Rows from a layout dataset:
# # # # # # #

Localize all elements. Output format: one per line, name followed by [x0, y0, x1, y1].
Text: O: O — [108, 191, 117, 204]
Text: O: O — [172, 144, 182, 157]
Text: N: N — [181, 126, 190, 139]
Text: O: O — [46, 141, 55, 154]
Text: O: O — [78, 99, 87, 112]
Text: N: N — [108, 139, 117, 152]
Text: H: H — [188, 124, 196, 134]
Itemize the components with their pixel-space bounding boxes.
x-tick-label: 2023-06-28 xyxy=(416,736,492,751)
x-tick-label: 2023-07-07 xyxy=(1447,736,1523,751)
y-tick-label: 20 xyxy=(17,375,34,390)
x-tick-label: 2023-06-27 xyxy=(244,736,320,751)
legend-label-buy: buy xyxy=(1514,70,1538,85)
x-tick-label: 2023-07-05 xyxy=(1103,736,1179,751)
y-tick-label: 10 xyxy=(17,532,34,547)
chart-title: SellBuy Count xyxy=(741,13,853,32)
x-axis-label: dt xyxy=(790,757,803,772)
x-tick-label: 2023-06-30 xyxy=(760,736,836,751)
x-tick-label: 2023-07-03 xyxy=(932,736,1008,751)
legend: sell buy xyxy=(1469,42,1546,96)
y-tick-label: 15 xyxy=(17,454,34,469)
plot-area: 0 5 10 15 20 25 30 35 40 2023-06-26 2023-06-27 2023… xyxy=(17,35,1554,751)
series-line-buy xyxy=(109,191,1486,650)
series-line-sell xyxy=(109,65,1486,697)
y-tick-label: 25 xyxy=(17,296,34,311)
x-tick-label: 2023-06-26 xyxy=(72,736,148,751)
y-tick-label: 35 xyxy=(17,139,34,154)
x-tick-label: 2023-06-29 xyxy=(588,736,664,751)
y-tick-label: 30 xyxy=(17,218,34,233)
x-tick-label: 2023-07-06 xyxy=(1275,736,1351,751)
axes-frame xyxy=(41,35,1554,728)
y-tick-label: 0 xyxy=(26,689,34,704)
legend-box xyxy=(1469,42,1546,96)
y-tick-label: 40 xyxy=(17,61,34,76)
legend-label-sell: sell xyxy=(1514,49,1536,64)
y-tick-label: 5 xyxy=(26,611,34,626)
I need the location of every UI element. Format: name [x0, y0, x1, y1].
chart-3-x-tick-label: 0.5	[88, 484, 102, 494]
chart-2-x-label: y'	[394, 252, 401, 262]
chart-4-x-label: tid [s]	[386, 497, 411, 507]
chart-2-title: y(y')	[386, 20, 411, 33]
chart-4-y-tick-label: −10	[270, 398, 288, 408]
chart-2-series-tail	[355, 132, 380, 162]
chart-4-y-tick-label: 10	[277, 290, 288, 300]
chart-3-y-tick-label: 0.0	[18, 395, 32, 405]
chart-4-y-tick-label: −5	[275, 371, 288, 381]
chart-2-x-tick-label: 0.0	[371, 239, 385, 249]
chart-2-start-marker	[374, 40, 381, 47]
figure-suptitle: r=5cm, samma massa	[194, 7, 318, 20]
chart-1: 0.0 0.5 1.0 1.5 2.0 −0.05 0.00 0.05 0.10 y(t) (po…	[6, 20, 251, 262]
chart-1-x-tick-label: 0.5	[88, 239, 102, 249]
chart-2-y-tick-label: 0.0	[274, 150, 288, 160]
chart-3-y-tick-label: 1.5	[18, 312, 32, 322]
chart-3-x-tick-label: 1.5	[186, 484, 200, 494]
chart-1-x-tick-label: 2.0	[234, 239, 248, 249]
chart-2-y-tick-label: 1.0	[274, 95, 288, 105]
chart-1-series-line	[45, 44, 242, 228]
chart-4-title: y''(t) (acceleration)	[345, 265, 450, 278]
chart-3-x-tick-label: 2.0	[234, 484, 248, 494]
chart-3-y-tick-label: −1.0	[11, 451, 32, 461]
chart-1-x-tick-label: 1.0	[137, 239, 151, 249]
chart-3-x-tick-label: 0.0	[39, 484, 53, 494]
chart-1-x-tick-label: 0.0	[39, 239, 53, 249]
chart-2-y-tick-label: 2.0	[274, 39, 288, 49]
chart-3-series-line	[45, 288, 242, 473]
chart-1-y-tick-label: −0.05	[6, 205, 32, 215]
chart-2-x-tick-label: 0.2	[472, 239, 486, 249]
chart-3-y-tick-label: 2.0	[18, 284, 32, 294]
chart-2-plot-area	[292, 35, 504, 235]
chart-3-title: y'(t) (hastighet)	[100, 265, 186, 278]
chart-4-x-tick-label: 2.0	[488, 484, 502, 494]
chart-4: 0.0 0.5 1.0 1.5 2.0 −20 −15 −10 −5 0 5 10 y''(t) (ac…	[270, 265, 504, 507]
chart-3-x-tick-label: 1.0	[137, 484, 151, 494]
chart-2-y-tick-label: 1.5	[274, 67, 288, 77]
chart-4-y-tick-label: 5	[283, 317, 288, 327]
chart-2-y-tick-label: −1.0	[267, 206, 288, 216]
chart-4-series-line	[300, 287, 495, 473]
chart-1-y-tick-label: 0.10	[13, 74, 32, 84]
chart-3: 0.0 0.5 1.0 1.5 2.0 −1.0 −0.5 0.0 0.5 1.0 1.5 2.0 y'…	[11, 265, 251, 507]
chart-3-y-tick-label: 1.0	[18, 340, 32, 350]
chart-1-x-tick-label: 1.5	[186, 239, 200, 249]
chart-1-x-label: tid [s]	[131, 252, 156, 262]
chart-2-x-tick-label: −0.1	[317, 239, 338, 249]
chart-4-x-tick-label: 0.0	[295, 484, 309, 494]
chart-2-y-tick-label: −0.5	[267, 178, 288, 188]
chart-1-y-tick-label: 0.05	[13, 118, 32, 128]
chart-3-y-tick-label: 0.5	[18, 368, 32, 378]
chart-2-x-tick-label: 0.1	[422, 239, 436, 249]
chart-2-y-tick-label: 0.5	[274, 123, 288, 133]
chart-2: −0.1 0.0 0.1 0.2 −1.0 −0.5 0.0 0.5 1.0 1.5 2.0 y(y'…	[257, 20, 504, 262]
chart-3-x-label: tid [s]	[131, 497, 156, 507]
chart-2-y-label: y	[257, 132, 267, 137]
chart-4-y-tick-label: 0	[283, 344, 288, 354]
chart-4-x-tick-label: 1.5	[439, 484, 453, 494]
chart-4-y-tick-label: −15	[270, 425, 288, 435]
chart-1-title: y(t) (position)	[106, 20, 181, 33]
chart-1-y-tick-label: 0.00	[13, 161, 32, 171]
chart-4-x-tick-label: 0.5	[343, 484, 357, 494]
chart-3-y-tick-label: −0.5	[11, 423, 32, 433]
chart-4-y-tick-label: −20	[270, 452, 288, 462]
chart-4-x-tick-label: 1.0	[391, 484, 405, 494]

# # # # # # #

> _Request_
Replace every "tid [s]" in the material above with "time [s]", and reproduce all of its lines with nothing else changed.

> _Expected output_
Localize all elements. Output format: one per line, name followed by [x0, y0, x1, y1].
Text: O: O — [108, 191, 117, 204]
Text: O: O — [172, 144, 182, 157]
Text: N: N — [181, 126, 190, 139]
Text: O: O — [46, 141, 55, 154]
Text: O: O — [78, 99, 87, 112]
Text: N: N — [108, 139, 117, 152]
Text: H: H — [188, 124, 196, 134]
Itemize the components with their pixel-space bounding boxes.
x-tick-label: 2023-06-28 xyxy=(416,736,492,751)
x-tick-label: 2023-07-07 xyxy=(1447,736,1523,751)
y-tick-label: 20 xyxy=(17,375,34,390)
x-tick-label: 2023-06-27 xyxy=(244,736,320,751)
legend-label-buy: buy xyxy=(1514,70,1538,85)
x-tick-label: 2023-07-05 xyxy=(1103,736,1179,751)
y-tick-label: 10 xyxy=(17,532,34,547)
chart-title: SellBuy Count xyxy=(741,13,853,32)
x-axis-label: dt xyxy=(790,757,803,772)
x-tick-label: 2023-06-30 xyxy=(760,736,836,751)
x-tick-label: 2023-07-03 xyxy=(932,736,1008,751)
legend: sell buy xyxy=(1469,42,1546,96)
y-tick-label: 15 xyxy=(17,454,34,469)
plot-area: 0 5 10 15 20 25 30 35 40 2023-06-26 2023-06-27 2023… xyxy=(17,35,1554,751)
series-line-buy xyxy=(109,191,1486,650)
series-line-sell xyxy=(109,65,1486,697)
y-tick-label: 25 xyxy=(17,296,34,311)
x-tick-label: 2023-06-26 xyxy=(72,736,148,751)
y-tick-label: 35 xyxy=(17,139,34,154)
x-tick-label: 2023-06-29 xyxy=(588,736,664,751)
y-tick-label: 30 xyxy=(17,218,34,233)
x-tick-label: 2023-07-06 xyxy=(1275,736,1351,751)
axes-frame xyxy=(41,35,1554,728)
y-tick-label: 0 xyxy=(26,689,34,704)
legend-box xyxy=(1469,42,1546,96)
y-tick-label: 40 xyxy=(17,61,34,76)
legend-label-sell: sell xyxy=(1514,49,1536,64)
y-tick-label: 5 xyxy=(26,611,34,626)
I need the location of every UI element. Format: name [x0, y0, x1, y1].
chart-3-x-tick-label: 0.5	[88, 484, 102, 494]
chart-2-x-label: y'	[394, 252, 401, 262]
chart-4-x-label: time [s]	[386, 497, 411, 507]
chart-2-title: y(y')	[386, 20, 411, 33]
chart-4-y-tick-label: −10	[270, 398, 288, 408]
chart-2-series-tail	[355, 132, 380, 162]
chart-4-y-tick-label: 10	[277, 290, 288, 300]
chart-3-y-tick-label: 0.0	[18, 395, 32, 405]
chart-4-y-tick-label: −5	[275, 371, 288, 381]
chart-2-x-tick-label: 0.0	[371, 239, 385, 249]
chart-2-start-marker	[374, 40, 381, 47]
figure-suptitle: r=5cm, samma massa	[194, 7, 318, 20]
chart-1: 0.0 0.5 1.0 1.5 2.0 −0.05 0.00 0.05 0.10 y(t) (po…	[6, 20, 251, 262]
chart-1-x-tick-label: 0.5	[88, 239, 102, 249]
chart-2-y-tick-label: 0.0	[274, 150, 288, 160]
chart-3-y-tick-label: 1.5	[18, 312, 32, 322]
chart-3-x-tick-label: 1.5	[186, 484, 200, 494]
chart-1-x-tick-label: 2.0	[234, 239, 248, 249]
chart-2-y-tick-label: 1.0	[274, 95, 288, 105]
chart-1-series-line	[45, 44, 242, 228]
chart-4-title: y''(t) (acceleration)	[345, 265, 450, 278]
chart-3-x-tick-label: 2.0	[234, 484, 248, 494]
chart-3-y-tick-label: −1.0	[11, 451, 32, 461]
chart-1-x-tick-label: 1.0	[137, 239, 151, 249]
chart-3-x-tick-label: 0.0	[39, 484, 53, 494]
chart-1-x-tick-label: 0.0	[39, 239, 53, 249]
chart-2-y-tick-label: 2.0	[274, 39, 288, 49]
chart-3-series-line	[45, 288, 242, 473]
chart-1-y-tick-label: −0.05	[6, 205, 32, 215]
chart-2-x-tick-label: 0.2	[472, 239, 486, 249]
chart-3-y-tick-label: 2.0	[18, 284, 32, 294]
chart-2-plot-area	[292, 35, 504, 235]
chart-3-title: y'(t) (hastighet)	[100, 265, 186, 278]
chart-4-x-tick-label: 2.0	[488, 484, 502, 494]
chart-4: 0.0 0.5 1.0 1.5 2.0 −20 −15 −10 −5 0 5 10 y''(t) (ac…	[270, 265, 504, 507]
chart-3-x-tick-label: 1.0	[137, 484, 151, 494]
chart-2-y-tick-label: 1.5	[274, 67, 288, 77]
chart-4-y-tick-label: 5	[283, 317, 288, 327]
chart-2-y-tick-label: −1.0	[267, 206, 288, 216]
chart-4-series-line	[300, 287, 495, 473]
chart-1-y-tick-label: 0.10	[13, 74, 32, 84]
chart-3: 0.0 0.5 1.0 1.5 2.0 −1.0 −0.5 0.0 0.5 1.0 1.5 2.0 y'…	[11, 265, 251, 507]
chart-3-y-tick-label: 1.0	[18, 340, 32, 350]
chart-1-x-tick-label: 1.5	[186, 239, 200, 249]
chart-1-x-label: time [s]	[131, 252, 156, 262]
chart-2-x-tick-label: −0.1	[317, 239, 338, 249]
chart-4-x-tick-label: 0.0	[295, 484, 309, 494]
chart-2-y-tick-label: −0.5	[267, 178, 288, 188]
chart-1-y-tick-label: 0.05	[13, 118, 32, 128]
chart-3-y-tick-label: 0.5	[18, 368, 32, 378]
chart-2-x-tick-label: 0.1	[422, 239, 436, 249]
chart-2-y-tick-label: 0.5	[274, 123, 288, 133]
chart-2: −0.1 0.0 0.1 0.2 −1.0 −0.5 0.0 0.5 1.0 1.5 2.0 y(y'…	[257, 20, 504, 262]
chart-3-x-label: time [s]	[131, 497, 156, 507]
chart-2-y-label: y	[257, 132, 267, 137]
chart-4-y-tick-label: 0	[283, 344, 288, 354]
chart-4-x-tick-label: 1.5	[439, 484, 453, 494]
chart-4-y-tick-label: −15	[270, 425, 288, 435]
chart-1-title: y(t) (position)	[106, 20, 181, 33]
chart-1-y-tick-label: 0.00	[13, 161, 32, 171]
chart-4-x-tick-label: 0.5	[343, 484, 357, 494]
chart-3-y-tick-label: −0.5	[11, 423, 32, 433]
chart-4-y-tick-label: −20	[270, 452, 288, 462]
chart-4-x-tick-label: 1.0	[391, 484, 405, 494]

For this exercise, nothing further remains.